(WORK TO BE COMPLETED) Print the listing below exactly.

** Start of DATA EXCERPTS **

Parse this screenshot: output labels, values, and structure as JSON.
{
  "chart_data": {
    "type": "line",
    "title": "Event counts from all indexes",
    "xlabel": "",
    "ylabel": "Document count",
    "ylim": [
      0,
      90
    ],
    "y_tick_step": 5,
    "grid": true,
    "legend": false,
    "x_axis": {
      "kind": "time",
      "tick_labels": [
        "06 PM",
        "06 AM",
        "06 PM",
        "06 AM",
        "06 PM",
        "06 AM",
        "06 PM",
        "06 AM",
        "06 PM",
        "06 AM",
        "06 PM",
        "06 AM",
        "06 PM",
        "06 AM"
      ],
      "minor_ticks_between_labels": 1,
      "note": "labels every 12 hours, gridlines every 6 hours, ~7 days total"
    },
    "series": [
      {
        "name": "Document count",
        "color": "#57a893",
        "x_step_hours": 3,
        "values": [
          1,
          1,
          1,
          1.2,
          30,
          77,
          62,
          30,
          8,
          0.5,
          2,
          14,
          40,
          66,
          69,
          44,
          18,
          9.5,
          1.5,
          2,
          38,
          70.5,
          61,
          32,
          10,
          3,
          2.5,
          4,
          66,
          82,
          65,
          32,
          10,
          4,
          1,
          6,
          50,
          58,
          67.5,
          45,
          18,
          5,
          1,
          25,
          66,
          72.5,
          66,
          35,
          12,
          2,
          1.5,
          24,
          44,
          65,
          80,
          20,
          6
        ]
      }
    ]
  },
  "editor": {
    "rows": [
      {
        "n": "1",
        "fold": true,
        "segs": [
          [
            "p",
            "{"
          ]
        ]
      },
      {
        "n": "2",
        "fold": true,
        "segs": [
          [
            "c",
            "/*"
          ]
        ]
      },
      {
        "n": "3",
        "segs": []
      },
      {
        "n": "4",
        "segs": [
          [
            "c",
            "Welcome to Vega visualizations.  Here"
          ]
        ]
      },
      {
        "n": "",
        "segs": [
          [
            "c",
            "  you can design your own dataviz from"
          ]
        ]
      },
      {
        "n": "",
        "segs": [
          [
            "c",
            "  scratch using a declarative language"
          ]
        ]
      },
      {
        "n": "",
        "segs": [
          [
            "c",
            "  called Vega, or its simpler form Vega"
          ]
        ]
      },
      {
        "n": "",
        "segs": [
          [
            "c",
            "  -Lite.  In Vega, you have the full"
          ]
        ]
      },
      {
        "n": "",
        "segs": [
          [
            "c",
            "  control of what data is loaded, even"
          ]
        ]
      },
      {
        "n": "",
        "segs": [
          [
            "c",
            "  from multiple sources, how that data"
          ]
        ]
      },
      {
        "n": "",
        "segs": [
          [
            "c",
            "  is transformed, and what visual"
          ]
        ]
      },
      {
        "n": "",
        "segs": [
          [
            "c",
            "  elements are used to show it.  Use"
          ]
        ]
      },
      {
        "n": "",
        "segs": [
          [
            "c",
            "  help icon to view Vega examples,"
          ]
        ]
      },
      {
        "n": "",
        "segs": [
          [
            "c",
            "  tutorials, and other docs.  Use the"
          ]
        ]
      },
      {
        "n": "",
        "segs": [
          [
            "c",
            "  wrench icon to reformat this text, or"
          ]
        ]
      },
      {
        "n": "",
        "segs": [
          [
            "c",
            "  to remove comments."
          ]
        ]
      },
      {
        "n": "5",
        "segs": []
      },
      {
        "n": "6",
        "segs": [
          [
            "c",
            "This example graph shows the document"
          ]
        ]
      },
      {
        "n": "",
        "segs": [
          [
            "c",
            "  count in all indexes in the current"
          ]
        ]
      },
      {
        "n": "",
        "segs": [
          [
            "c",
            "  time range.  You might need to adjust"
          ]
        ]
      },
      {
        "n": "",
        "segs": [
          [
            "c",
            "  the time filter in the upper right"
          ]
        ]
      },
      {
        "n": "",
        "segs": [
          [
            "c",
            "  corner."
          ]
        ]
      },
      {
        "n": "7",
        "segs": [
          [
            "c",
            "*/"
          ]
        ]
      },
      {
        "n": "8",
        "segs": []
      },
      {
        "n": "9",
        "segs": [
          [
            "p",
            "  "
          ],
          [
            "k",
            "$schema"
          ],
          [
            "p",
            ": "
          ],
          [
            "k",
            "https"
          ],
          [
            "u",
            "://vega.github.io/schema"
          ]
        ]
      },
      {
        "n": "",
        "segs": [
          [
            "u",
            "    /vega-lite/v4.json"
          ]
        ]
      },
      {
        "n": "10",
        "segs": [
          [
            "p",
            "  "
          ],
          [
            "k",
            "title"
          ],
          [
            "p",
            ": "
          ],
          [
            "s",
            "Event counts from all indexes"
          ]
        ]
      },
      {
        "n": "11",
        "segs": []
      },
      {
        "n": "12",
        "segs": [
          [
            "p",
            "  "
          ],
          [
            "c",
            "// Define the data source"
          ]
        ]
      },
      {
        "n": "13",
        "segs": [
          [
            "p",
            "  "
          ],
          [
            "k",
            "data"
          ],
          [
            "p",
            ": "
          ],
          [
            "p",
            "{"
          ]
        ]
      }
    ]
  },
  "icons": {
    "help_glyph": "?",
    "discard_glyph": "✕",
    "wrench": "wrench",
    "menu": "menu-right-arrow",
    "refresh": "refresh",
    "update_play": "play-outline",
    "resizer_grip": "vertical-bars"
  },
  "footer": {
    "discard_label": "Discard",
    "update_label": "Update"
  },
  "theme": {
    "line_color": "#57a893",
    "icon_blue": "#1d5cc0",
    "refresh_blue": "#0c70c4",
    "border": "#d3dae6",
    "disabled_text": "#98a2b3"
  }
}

** End of DATA EXCERPTS **

(WRITTEN RESPONSE)
Parse this screenshot: output labels, values, and structure as JSON.
{
  "chart_data": {
    "type": "line",
    "title": "Event counts from all indexes",
    "xlabel": "",
    "ylabel": "Document count",
    "ylim": [
      0,
      90
    ],
    "y_tick_step": 5,
    "grid": true,
    "legend": false,
    "x_axis": {
      "kind": "time",
      "tick_labels": [
        "06 PM",
        "06 AM",
        "06 PM",
        "06 AM",
        "06 PM",
        "06 AM",
        "06 PM",
        "06 AM",
        "06 PM",
        "06 AM",
        "06 PM",
        "06 AM",
        "06 PM",
        "06 AM"
      ],
      "minor_ticks_between_labels": 1,
      "note": "labels every 12 hours, gridlines every 6 hours, ~7 days total"
    },
    "series": [
      {
        "name": "Document count",
        "color": "#57a893",
        "x_step_hours": 3,
        "values": [
          1,
          1,
          1,
          1.2,
          30,
          77,
          62,
          30,
          8,
          0.5,
          2,
          14,
          40,
          66,
          69,
          44,
          18,
          9.5,
          1.5,
          2,
          38,
          70.5,
          61,
          32,
          10,
          3,
          2.5,
          4,
          66,
          82,
          65,
          32,
          10,
          4,
          1,
          6,
          50,
          58,
          67.5,
          45,
          18,
          5,
          1,
          25,
          66,
          72.5,
          66,
          35,
          12,
          2,
          1.5,
          24,
          44,
          65,
          80,
          20,
          6
        ]
      }
    ]
  },
  "editor": {
    "rows": [
      {
        "n": "1",
        "fold": true,
        "segs": [
          [
            "p",
            "{"
          ]
        ]
      },
      {
        "n": "2",
        "fold": true,
        "segs": [
          [
            "c",
            "/*"
          ]
        ]
      },
      {
        "n": "3",
        "segs": []
      },
      {
        "n": "4",
        "segs": [
          [
            "c",
            "Welcome to Vega visualizations.  Here"
          ]
        ]
      },
      {
        "n": "",
        "segs": [
          [
            "c",
            "  you can design your own dataviz from"
          ]
        ]
      },
      {
        "n": "",
        "segs": [
          [
            "c",
            "  scratch using a declarative language"
          ]
        ]
      },
      {
        "n": "",
        "segs": [
          [
            "c",
            "  called Vega, or its simpler form Vega"
          ]
        ]
      },
      {
        "n": "",
        "segs": [
          [
            "c",
            "  -Lite.  In Vega, you have the full"
          ]
        ]
      },
      {
        "n": "",
        "segs": [
          [
            "c",
            "  control of what data is loaded, even"
          ]
        ]
      },
      {
        "n": "",
        "segs": [
          [
            "c",
            "  from multiple sources, how that data"
          ]
        ]
      },
      {
        "n": "",
        "segs": [
          [
            "c",
            "  is transformed, and what visual"
          ]
        ]
      },
      {
        "n": "",
        "segs": [
          [
            "c",
            "  elements are used to show it.  Use"
          ]
        ]
      },
      {
        "n": "",
        "segs": [
          [
            "c",
            "  help icon to view Vega examples,"
          ]
        ]
      },
      {
        "n": "",
        "segs": [
          [
            "c",
            "  tutorials, and other docs.  Use the"
          ]
        ]
      },
      {
        "n": "",
        "segs": [
          [
            "c",
            "  wrench icon to reformat this text, or"
          ]
        ]
      },
      {
        "n": "",
        "segs": [
          [
            "c",
            "  to remove comments."
          ]
        ]
      },
      {
        "n": "5",
        "segs": []
      },
      {
        "n": "6",
        "segs": [
          [
            "c",
            "This example graph shows the document"
          ]
        ]
      },
      {
        "n": "",
        "segs": [
          [
            "c",
            "  count in all indexes in the current"
          ]
        ]
      },
      {
        "n": "",
        "segs": [
          [
            "c",
            "  time range.  You might need to adjust"
          ]
        ]
      },
      {
        "n": "",
        "segs": [
          [
            "c",
            "  the time filter in the upper right"
          ]
        ]
      },
      {
        "n": "",
        "segs": [
          [
            "c",
            "  corner."
          ]
        ]
      },
      {
        "n": "7",
        "segs": [
          [
            "c",
            "*/"
          ]
        ]
      },
      {
        "n": "8",
        "segs": []
      },
      {
        "n": "9",
        "segs": [
          [
            "p",
            "  "
          ],
          [
            "k",
            "$schema"
          ],
          [
            "p",
            ": "
          ],
          [
            "k",
            "https"
          ],
          [
            "u",
            "://vega.github.io/schema"
          ]
        ]
      },
      {
        "n": "",
        "segs": [
          [
            "u",
            "    /vega-lite/v4.json"
          ]
        ]
      },
      {
        "n": "10",
        "segs": [
          [
            "p",
            "  "
          ],
          [
            "k",
            "title"
          ],
          [
            "p",
            ": "
          ],
          [
            "s",
            "Event counts from all indexes"
          ]
        ]
      },
      {
        "n": "11",
        "segs": []
      },
      {
        "n": "12",
        "segs": [
          [
            "p",
            "  "
          ],
          [
            "c",
            "// Define the data source"
          ]
        ]
      },
      {
        "n": "13",
        "segs": [
          [
            "p",
            "  "
          ],
          [
            "k",
            "data"
          ],
          [
            "p",
            ": "
          ],
          [
            "p",
            "{"
          ]
        ]
      }
    ]
  },
  "icons": {
    "help_glyph": "?",
    "discard_glyph": "✕",
    "wrench": "wrench",
    "menu": "menu-right-arrow",
    "refresh": "refresh",
    "update_play": "play-outline",
    "resizer_grip": "vertical-bars"
  },
  "footer": {
    "discard_label": "Discard",
    "update_label": "Update"
  },
  "theme": {
    "line_color": "#57a893",
    "icon_blue": "#1d5cc0",
    "refresh_blue": "#0c70c4",
    "border": "#d3dae6",
    "disabled_text": "#98a2b3"
  }
}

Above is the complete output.